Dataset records
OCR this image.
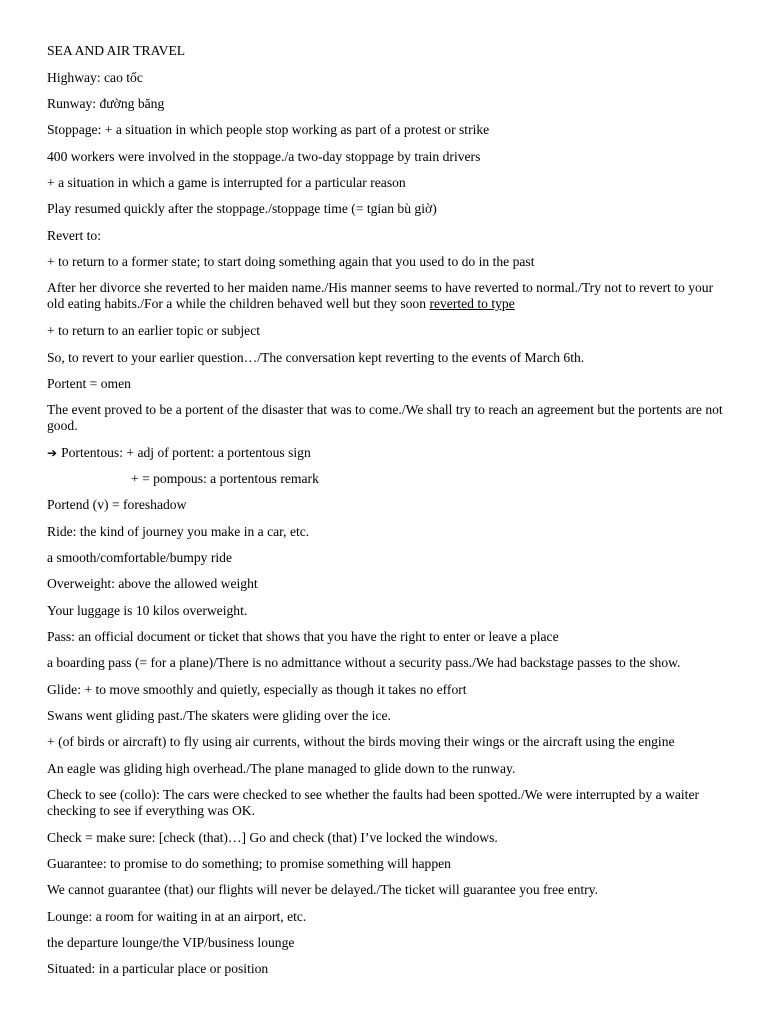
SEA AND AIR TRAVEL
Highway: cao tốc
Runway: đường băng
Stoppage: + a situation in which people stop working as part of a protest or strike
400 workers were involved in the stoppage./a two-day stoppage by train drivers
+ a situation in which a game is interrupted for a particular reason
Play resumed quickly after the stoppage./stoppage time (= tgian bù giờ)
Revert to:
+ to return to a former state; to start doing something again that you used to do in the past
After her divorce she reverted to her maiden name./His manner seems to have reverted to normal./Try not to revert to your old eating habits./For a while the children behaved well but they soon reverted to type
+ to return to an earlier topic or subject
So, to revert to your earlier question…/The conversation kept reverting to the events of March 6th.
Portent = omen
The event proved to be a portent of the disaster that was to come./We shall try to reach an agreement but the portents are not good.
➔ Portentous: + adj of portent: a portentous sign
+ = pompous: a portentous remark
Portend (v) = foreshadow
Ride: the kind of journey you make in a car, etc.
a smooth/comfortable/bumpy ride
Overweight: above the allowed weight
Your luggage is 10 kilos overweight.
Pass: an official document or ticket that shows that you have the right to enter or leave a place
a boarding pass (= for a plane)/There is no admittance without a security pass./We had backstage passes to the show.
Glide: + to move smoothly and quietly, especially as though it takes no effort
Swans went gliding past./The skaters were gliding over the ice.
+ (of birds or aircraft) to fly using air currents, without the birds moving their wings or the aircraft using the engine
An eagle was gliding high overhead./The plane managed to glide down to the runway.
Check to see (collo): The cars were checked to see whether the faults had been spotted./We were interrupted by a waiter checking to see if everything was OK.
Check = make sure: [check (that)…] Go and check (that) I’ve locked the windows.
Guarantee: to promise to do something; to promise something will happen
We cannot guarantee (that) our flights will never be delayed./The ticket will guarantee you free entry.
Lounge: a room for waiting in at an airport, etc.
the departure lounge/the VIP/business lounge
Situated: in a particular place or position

==

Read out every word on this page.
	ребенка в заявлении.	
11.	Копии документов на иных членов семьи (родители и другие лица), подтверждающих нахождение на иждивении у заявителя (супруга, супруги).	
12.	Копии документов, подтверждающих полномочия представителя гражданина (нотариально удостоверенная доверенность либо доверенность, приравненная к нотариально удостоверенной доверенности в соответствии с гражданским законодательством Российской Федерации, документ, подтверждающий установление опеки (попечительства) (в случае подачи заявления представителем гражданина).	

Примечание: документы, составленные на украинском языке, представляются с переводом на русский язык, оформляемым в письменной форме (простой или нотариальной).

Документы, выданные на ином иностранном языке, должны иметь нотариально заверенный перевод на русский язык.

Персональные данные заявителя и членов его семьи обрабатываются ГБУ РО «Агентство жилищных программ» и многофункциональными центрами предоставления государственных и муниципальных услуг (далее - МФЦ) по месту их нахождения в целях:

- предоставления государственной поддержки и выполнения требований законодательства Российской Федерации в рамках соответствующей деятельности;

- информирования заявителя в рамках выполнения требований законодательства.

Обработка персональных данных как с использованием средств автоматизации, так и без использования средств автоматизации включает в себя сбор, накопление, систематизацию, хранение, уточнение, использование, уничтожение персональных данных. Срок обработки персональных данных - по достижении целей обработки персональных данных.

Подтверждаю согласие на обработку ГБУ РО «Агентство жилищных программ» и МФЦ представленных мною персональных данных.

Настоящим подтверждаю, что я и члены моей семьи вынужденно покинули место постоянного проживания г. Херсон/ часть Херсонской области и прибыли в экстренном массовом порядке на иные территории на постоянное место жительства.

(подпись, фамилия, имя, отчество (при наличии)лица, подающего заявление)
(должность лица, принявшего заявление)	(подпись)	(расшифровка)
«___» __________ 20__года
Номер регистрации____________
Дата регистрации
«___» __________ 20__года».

_Objective_
Report how many lines of the data contain the word "предоставления", using the number alone.

_Expected answer_
2